Exact repetition of every entry is required.

[BEGIN]

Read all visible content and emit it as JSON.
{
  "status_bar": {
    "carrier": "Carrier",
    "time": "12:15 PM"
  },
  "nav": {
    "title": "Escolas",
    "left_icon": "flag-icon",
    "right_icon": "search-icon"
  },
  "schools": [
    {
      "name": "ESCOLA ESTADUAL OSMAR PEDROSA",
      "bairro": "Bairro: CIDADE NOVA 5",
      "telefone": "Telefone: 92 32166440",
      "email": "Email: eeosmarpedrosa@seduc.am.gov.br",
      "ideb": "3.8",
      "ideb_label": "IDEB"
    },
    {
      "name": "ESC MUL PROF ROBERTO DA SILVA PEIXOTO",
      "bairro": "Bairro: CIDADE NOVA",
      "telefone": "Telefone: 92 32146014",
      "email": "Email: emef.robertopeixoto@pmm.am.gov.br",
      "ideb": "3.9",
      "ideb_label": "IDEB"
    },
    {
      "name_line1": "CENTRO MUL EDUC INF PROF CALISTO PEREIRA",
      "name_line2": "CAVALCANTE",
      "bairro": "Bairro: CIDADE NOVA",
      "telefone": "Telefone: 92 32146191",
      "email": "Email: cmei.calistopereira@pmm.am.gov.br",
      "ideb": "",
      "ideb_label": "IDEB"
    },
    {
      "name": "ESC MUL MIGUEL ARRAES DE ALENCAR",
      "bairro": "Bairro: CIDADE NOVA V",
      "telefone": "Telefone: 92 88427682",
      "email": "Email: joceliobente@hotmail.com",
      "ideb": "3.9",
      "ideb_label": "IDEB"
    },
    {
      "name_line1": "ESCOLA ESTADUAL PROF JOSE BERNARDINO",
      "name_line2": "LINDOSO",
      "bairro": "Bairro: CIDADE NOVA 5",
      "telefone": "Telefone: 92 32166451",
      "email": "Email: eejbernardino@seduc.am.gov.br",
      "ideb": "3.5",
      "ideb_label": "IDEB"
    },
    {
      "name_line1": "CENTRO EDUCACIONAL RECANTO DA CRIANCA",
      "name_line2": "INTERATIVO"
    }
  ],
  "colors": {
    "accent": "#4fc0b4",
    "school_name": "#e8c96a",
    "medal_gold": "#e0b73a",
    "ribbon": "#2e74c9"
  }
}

[END]

TASK RESULT
Read all visible content and emit it as JSON.
{
  "status_bar": {
    "carrier": "Carrier",
    "time": "12:15 PM"
  },
  "nav": {
    "title": "Escolas",
    "left_icon": "flag-icon",
    "right_icon": "search-icon"
  },
  "schools": [
    {
      "name": "ESCOLA ESTADUAL OSMAR PEDROSA",
      "bairro": "Bairro: CIDADE NOVA 5",
      "telefone": "Telefone: 92 32166440",
      "email": "Email: eeosmarpedrosa@seduc.am.gov.br",
      "ideb": "3.8",
      "ideb_label": "IDEB"
    },
    {
      "name": "ESC MUL PROF ROBERTO DA SILVA PEIXOTO",
      "bairro": "Bairro: CIDADE NOVA",
      "telefone": "Telefone: 92 32146014",
      "email": "Email: emef.robertopeixoto@pmm.am.gov.br",
      "ideb": "3.9",
      "ideb_label": "IDEB"
    },
    {
      "name_line1": "CENTRO MUL EDUC INF PROF CALISTO PEREIRA",
      "name_line2": "CAVALCANTE",
      "bairro": "Bairro: CIDADE NOVA",
      "telefone": "Telefone: 92 32146191",
      "email": "Email: cmei.calistopereira@pmm.am.gov.br",
      "ideb": "",
      "ideb_label": "IDEB"
    },
    {
      "name": "ESC MUL MIGUEL ARRAES DE ALENCAR",
      "bairro": "Bairro: CIDADE NOVA V",
      "telefone": "Telefone: 92 88427682",
      "email": "Email: joceliobente@hotmail.com",
      "ideb": "3.9",
      "ideb_label": "IDEB"
    },
    {
      "name_line1": "ESCOLA ESTADUAL PROF JOSE BERNARDINO",
      "name_line2": "LINDOSO",
      "bairro": "Bairro: CIDADE NOVA 5",
      "telefone": "Telefone: 92 32166451",
      "email": "Email: eejbernardino@seduc.am.gov.br",
      "ideb": "3.5",
      "ideb_label": "IDEB"
    },
    {
      "name_line1": "CENTRO EDUCACIONAL RECANTO DA CRIANCA",
      "name_line2": "INTERATIVO"
    }
  ],
  "colors": {
    "accent": "#4fc0b4",
    "school_name": "#e8c96a",
    "medal_gold": "#e0b73a",
    "ribbon": "#2e74c9"
  }
}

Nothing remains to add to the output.